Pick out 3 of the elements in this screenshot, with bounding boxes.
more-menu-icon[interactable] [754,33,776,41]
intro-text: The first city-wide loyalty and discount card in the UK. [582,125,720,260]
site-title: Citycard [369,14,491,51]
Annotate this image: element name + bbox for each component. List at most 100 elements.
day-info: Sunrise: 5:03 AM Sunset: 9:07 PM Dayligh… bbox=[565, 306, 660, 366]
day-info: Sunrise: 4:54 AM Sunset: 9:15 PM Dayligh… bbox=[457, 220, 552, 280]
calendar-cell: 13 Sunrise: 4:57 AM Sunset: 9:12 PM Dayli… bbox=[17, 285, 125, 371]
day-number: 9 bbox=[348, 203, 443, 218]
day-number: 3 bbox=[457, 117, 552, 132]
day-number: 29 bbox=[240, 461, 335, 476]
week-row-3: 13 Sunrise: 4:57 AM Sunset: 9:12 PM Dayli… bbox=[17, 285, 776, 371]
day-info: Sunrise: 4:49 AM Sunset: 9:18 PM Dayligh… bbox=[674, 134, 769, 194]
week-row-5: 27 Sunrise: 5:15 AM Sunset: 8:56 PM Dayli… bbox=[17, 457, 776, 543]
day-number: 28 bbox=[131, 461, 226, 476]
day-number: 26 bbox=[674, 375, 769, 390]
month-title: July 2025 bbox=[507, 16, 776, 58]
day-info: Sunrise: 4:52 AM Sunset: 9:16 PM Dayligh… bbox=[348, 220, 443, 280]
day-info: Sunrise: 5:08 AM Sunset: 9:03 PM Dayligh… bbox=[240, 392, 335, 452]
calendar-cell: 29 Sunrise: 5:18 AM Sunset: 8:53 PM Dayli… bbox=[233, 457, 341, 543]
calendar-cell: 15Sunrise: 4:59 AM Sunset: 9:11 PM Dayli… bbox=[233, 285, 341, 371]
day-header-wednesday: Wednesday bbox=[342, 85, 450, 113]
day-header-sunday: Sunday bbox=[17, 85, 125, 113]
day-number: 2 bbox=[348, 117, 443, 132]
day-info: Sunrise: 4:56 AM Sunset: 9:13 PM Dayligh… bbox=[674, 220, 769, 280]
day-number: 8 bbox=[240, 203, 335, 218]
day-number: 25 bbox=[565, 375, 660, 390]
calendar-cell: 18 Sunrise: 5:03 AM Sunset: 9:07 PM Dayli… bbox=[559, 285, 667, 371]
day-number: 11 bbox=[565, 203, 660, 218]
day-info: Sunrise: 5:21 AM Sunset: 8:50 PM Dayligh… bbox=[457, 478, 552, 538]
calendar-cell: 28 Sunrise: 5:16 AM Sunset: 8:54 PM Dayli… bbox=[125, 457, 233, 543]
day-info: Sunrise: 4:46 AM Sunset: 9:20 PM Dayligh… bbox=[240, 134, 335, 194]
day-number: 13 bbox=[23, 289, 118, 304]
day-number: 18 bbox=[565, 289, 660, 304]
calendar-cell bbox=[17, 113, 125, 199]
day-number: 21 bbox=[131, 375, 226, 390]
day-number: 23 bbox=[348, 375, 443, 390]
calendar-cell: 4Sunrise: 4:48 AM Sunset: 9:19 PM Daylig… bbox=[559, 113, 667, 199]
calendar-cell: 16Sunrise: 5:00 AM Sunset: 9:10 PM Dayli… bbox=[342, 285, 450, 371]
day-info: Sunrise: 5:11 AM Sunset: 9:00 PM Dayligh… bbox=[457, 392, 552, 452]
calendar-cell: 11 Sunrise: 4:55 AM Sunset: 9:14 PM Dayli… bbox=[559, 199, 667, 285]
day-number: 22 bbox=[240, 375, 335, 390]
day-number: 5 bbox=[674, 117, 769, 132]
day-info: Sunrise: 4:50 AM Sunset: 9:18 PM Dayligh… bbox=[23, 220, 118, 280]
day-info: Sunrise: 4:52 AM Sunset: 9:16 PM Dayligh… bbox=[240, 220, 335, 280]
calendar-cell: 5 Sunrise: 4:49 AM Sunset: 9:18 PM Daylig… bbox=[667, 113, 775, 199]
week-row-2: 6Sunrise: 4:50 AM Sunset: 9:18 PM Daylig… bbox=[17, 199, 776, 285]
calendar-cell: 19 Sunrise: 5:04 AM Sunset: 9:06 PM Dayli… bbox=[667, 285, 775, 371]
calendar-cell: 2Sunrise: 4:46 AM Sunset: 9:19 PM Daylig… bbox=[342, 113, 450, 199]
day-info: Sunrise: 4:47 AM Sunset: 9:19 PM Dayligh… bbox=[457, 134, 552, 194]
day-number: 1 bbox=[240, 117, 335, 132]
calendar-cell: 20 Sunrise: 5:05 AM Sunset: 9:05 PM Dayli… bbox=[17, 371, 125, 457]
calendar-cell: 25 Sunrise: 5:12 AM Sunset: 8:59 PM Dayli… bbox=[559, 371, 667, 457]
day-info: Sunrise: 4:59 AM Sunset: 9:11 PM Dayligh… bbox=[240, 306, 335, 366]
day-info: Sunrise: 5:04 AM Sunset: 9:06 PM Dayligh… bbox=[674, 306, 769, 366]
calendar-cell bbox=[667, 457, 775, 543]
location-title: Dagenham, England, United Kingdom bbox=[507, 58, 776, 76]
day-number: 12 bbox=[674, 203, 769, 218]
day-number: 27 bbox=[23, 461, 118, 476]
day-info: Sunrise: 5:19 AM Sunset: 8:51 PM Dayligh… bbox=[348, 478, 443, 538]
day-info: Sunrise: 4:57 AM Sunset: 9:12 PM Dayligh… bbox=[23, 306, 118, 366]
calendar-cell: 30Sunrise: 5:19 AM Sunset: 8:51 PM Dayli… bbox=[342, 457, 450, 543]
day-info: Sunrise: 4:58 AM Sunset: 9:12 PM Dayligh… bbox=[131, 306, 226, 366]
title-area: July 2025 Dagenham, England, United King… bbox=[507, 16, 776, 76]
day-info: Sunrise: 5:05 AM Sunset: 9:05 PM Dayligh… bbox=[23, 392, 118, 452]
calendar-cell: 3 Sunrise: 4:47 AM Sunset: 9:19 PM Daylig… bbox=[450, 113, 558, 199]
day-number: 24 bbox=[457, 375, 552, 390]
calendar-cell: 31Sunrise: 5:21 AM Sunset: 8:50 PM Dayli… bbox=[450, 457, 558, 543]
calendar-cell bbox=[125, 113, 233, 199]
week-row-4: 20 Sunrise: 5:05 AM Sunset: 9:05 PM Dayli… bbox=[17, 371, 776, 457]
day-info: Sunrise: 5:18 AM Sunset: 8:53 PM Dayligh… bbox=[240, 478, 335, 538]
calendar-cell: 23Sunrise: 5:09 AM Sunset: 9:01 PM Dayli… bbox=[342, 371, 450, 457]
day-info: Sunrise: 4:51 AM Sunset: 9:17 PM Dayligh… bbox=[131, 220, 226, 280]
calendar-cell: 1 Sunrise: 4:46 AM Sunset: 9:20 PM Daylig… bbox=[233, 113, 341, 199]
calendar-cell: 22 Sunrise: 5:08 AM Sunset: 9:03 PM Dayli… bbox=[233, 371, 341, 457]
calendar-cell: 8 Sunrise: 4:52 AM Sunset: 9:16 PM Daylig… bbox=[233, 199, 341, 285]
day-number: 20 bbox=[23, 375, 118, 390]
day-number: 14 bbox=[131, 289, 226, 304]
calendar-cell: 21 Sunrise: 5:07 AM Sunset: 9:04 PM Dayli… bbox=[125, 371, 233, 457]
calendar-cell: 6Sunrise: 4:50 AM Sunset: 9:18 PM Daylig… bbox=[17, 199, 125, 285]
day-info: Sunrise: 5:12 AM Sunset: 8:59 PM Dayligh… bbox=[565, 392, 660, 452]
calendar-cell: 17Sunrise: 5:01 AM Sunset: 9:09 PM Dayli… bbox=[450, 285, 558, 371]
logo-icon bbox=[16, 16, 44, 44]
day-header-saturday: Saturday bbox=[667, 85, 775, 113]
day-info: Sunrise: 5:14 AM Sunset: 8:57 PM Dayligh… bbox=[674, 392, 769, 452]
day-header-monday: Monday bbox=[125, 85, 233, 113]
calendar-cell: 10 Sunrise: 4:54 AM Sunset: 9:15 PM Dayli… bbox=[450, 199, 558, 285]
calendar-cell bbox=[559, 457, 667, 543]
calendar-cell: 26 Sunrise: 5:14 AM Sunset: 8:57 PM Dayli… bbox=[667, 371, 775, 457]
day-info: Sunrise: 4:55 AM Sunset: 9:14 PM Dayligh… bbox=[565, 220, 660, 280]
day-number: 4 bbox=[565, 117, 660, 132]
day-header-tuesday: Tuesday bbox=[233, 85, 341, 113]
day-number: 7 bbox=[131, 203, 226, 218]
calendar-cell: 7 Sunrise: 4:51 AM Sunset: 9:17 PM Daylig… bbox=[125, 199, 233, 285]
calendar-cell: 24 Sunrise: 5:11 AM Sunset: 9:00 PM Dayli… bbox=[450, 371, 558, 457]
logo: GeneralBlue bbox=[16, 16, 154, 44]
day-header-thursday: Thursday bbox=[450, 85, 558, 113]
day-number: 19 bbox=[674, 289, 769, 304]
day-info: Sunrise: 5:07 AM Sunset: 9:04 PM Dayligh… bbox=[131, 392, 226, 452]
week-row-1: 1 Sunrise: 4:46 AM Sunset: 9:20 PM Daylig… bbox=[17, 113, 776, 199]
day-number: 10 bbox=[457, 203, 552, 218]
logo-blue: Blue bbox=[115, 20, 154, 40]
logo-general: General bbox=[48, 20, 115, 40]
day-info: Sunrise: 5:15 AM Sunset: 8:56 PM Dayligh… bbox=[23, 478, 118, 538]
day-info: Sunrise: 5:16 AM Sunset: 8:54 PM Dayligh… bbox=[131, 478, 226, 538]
-.-.-
■ **EXERCISE GOAL**: Reproduce the records starting with the first line and going on through the line with "calendar-cell: 15Sunrise: 4:59", substituting "day-details" for every "day-info" and leaving everything else unchanged.

■ **EXPECTED ANSWER**:
Pick out 3 of the elements in this screenshot, with bounding boxes.
more-menu-icon[interactable] [754,33,776,41]
intro-text: The first city-wide loyalty and discount card in the UK. [582,125,720,260]
site-title: Citycard [369,14,491,51]
Annotate this image: element name + bbox for each component. List at most 100 elements.
day-details: Sunrise: 5:03 AM Sunset: 9:07 PM Dayligh… bbox=[565, 306, 660, 366]
day-details: Sunrise: 4:54 AM Sunset: 9:15 PM Dayligh… bbox=[457, 220, 552, 280]
calendar-cell: 13 Sunrise: 4:57 AM Sunset: 9:12 PM Dayli… bbox=[17, 285, 125, 371]
day-number: 9 bbox=[348, 203, 443, 218]
day-number: 3 bbox=[457, 117, 552, 132]
day-number: 29 bbox=[240, 461, 335, 476]
week-row-3: 13 Sunrise: 4:57 AM Sunset: 9:12 PM Dayli… bbox=[17, 285, 776, 371]
day-details: Sunrise: 4:49 AM Sunset: 9:18 PM Dayligh… bbox=[674, 134, 769, 194]
week-row-5: 27 Sunrise: 5:15 AM Sunset: 8:56 PM Dayli… bbox=[17, 457, 776, 543]
day-number: 28 bbox=[131, 461, 226, 476]
day-number: 26 bbox=[674, 375, 769, 390]
month-title: July 2025 bbox=[507, 16, 776, 58]
day-details: Sunrise: 4:52 AM Sunset: 9:16 PM Dayligh… bbox=[348, 220, 443, 280]
day-details: Sunrise: 5:08 AM Sunset: 9:03 PM Dayligh… bbox=[240, 392, 335, 452]
calendar-cell: 29 Sunrise: 5:18 AM Sunset: 8:53 PM Dayli… bbox=[233, 457, 341, 543]
calendar-cell: 15Sunrise: 4:59 AM Sunset: 9:11 PM Dayli… bbox=[233, 285, 341, 371]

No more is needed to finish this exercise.